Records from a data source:

--- START ---

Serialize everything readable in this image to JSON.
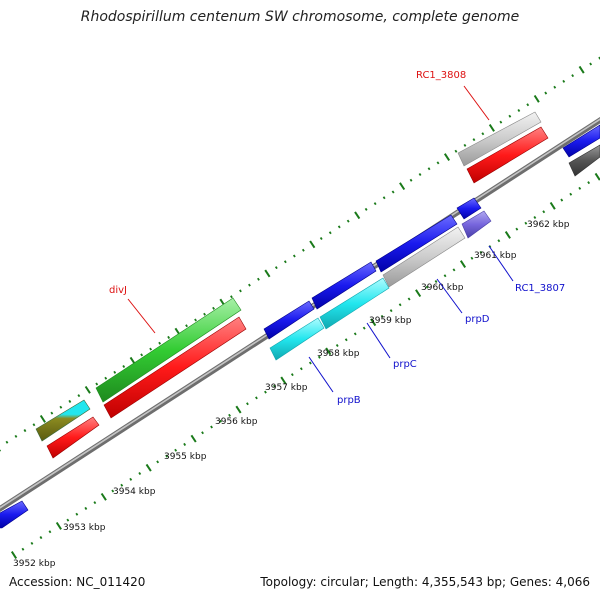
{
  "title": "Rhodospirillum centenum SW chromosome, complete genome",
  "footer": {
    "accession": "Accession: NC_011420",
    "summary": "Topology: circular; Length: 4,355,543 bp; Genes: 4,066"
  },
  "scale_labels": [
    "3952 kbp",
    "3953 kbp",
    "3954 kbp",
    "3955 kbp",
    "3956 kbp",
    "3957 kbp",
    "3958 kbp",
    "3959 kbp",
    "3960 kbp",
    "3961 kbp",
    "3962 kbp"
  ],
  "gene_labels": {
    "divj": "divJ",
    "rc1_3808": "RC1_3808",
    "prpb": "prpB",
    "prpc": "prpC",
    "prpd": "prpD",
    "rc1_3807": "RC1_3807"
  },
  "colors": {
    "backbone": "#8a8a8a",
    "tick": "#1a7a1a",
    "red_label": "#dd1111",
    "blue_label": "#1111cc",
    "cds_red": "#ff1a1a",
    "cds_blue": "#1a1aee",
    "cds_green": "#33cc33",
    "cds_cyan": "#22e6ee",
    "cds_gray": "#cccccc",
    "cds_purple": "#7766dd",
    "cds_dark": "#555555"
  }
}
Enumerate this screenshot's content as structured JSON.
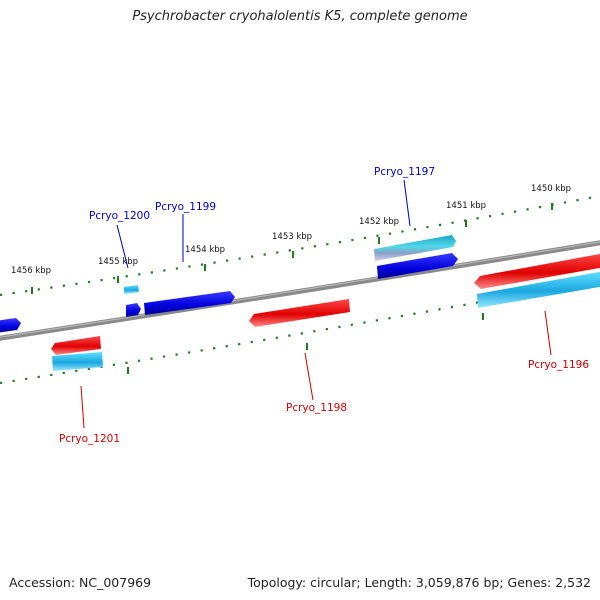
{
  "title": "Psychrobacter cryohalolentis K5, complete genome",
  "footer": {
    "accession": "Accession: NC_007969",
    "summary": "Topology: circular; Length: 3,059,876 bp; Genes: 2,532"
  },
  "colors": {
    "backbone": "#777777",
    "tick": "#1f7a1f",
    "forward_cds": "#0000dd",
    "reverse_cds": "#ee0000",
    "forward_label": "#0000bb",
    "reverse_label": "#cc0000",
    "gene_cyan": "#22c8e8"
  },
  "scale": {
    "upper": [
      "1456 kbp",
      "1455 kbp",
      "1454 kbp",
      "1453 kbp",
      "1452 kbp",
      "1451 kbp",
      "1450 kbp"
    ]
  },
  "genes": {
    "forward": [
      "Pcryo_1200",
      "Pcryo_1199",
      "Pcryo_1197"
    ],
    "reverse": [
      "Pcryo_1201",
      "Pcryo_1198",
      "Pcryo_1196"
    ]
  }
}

--- END ---

Pull every line containing "Accession" out of the data above.

*Response box:*
    "accession": "Accession: NC_011420",
    "accession": "Accession: NC_007969",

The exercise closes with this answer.